[Chart and figure data]
=-=-=-=-=
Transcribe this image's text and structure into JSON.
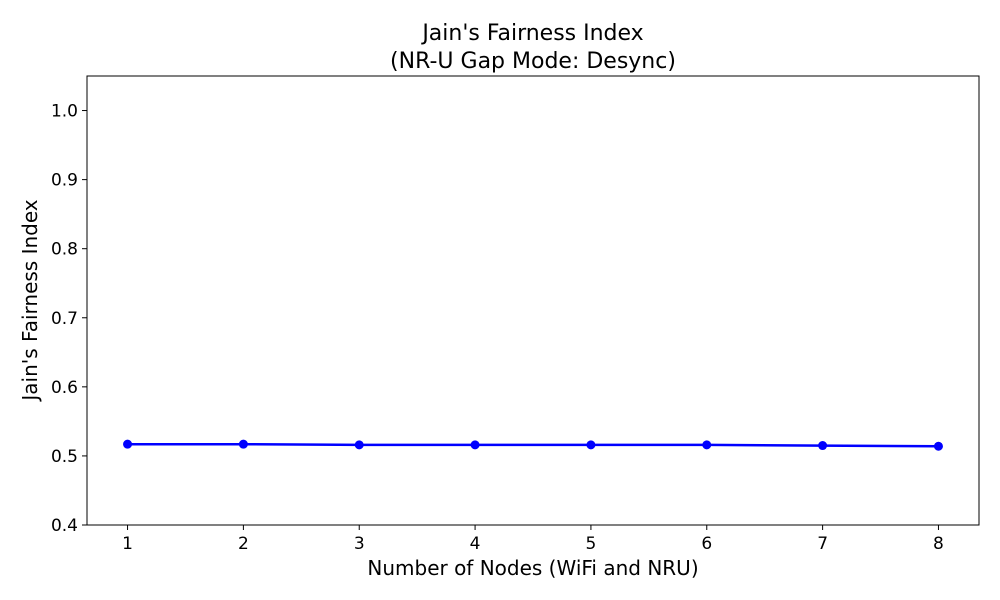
{
  "chart_data": {
    "type": "line",
    "title": "Jain's Fairness Index",
    "subtitle": "(NR-U Gap Mode: Desync)",
    "xlabel": "Number of Nodes (WiFi and NRU)",
    "ylabel": "Jain's Fairness Index",
    "xlim": [
      0.65,
      8.35
    ],
    "ylim": [
      0.4,
      1.05
    ],
    "x_ticks": [
      1,
      2,
      3,
      4,
      5,
      6,
      7,
      8
    ],
    "y_ticks": [
      "0.4",
      "0.5",
      "0.6",
      "0.7",
      "0.8",
      "0.9",
      "1.0"
    ],
    "grid": false,
    "legend": "none",
    "series": [
      {
        "color": "#0000ff",
        "marker": "circle",
        "x": [
          1,
          2,
          3,
          4,
          5,
          6,
          7,
          8
        ],
        "y": [
          0.517,
          0.517,
          0.516,
          0.516,
          0.516,
          0.516,
          0.515,
          0.514
        ]
      }
    ]
  }
}
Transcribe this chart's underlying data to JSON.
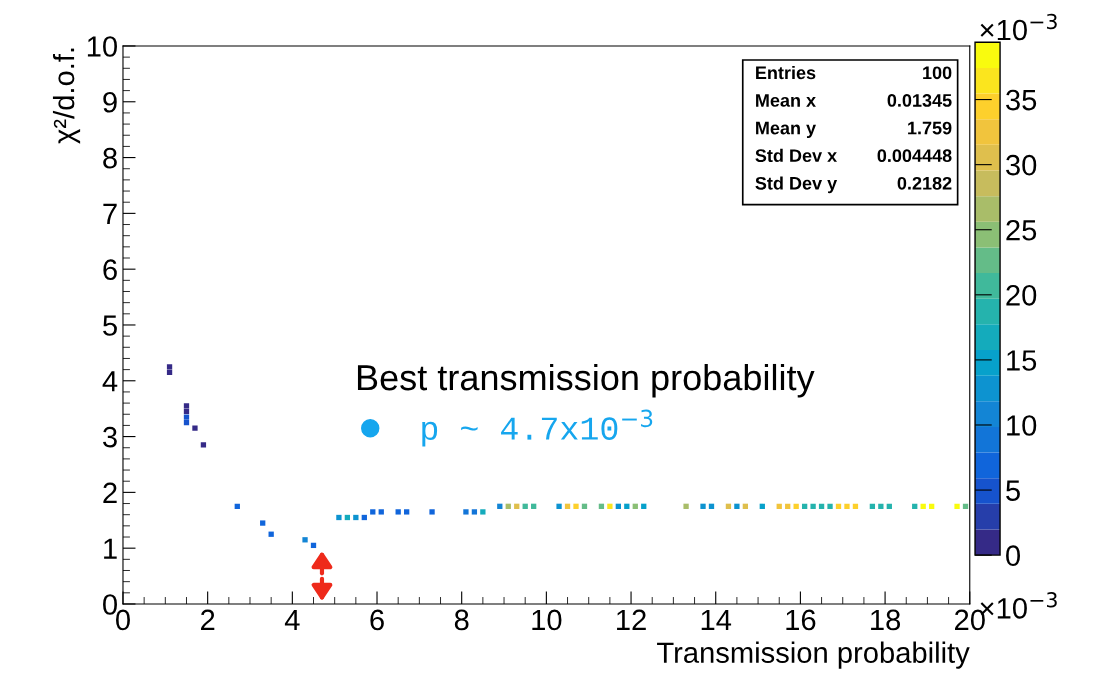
{
  "chart_data": {
    "type": "scatter",
    "xlabel": "Transmission probability",
    "ylabel": "χ²/d.o.f.",
    "legend_title": "Best transmission probability",
    "marker": "square",
    "grid": false,
    "xlim": [
      0,
      20
    ],
    "xticks": [
      0,
      2,
      4,
      6,
      8,
      10,
      12,
      14,
      16,
      18,
      20
    ],
    "ylim": [
      0,
      10
    ],
    "yticks": [
      0,
      1,
      2,
      3,
      4,
      5,
      6,
      7,
      8,
      9,
      10
    ],
    "clim": [
      0,
      39.4
    ],
    "cticks": [
      0,
      5,
      10,
      15,
      20,
      25,
      30,
      35
    ],
    "series": [
      {
        "x": [
          1.1,
          1.1,
          1.5,
          1.5,
          1.5,
          1.5,
          1.7,
          1.9,
          2.7,
          3.3,
          3.5,
          4.3,
          4.5,
          5.1,
          5.3,
          5.5,
          5.7,
          5.9,
          6.1,
          6.5,
          6.7,
          7.3,
          8.1,
          8.3,
          8.5,
          8.9,
          9.1,
          9.3,
          9.5,
          9.7,
          10.3,
          10.5,
          10.7,
          10.9,
          11.3,
          11.5,
          11.7,
          11.9,
          12.1,
          12.3,
          13.3,
          13.7,
          13.9,
          14.3,
          14.5,
          14.7,
          15.1,
          15.5,
          15.7,
          15.9,
          16.1,
          16.3,
          16.5,
          16.7,
          16.9,
          17.1,
          17.3,
          17.7,
          17.9,
          18.1,
          18.7,
          18.9,
          19.1,
          19.7,
          19.9
        ],
        "values": [
          4.25,
          4.15,
          3.55,
          3.45,
          3.35,
          3.25,
          3.15,
          2.85,
          1.75,
          1.45,
          1.25,
          1.15,
          1.05,
          1.55,
          1.55,
          1.55,
          1.55,
          1.65,
          1.65,
          1.65,
          1.65,
          1.65,
          1.65,
          1.65,
          1.65,
          1.75,
          1.75,
          1.75,
          1.75,
          1.75,
          1.75,
          1.75,
          1.75,
          1.75,
          1.75,
          1.75,
          1.75,
          1.75,
          1.75,
          1.75,
          1.75,
          1.75,
          1.75,
          1.75,
          1.75,
          1.75,
          1.75,
          1.75,
          1.75,
          1.75,
          1.75,
          1.75,
          1.75,
          1.75,
          1.75,
          1.75,
          1.75,
          1.75,
          1.75,
          1.75,
          1.75,
          1.75,
          1.75,
          1.75,
          1.75
        ],
        "cvalues": [
          1,
          1,
          1,
          1,
          5,
          5,
          1,
          1,
          6,
          6,
          6,
          10,
          6,
          12,
          17,
          12,
          6,
          6,
          6,
          6,
          6,
          7,
          9,
          9,
          17,
          10,
          27,
          31,
          20,
          20,
          12,
          32,
          34,
          23,
          23,
          37,
          13,
          14,
          25,
          14,
          26,
          13,
          13,
          30,
          13,
          30,
          14,
          32,
          32,
          34,
          18,
          18,
          18,
          18,
          35,
          35,
          35,
          19,
          19,
          19,
          19,
          39,
          39,
          39,
          22
        ]
      }
    ],
    "annotations": [
      "×10$^{−3}$",
      "×10$^{−3}$",
      "Entries 100",
      "Mean x 0.01345",
      "Mean y 1.759",
      "Std Dev x 0.004448",
      "Std Dev y 0.2182",
      "p ~ 4.7x10$^{−3}$"
    ]
  }
}
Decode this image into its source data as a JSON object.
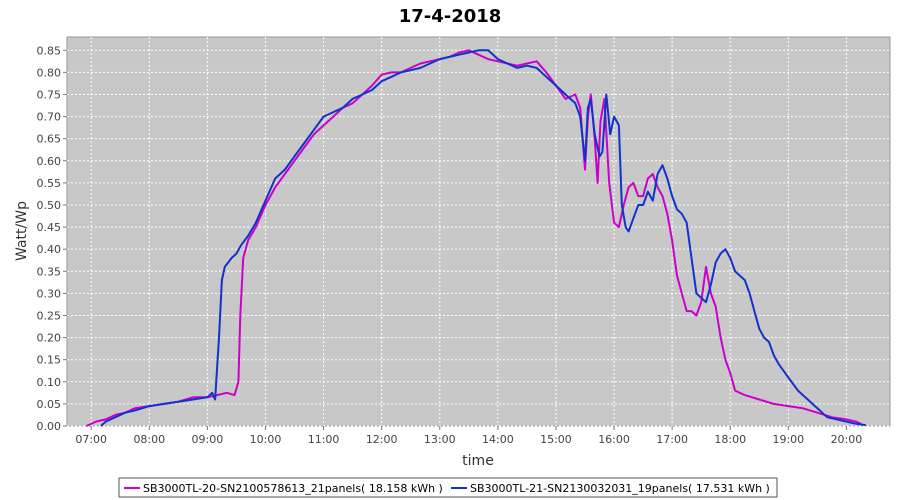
=-=-=-=-=
SET EXERCISE ▸ How many of the lines in the listing above hold the word "Transcribe"? Report only that figure.

TASK OUTPUT ▸ 2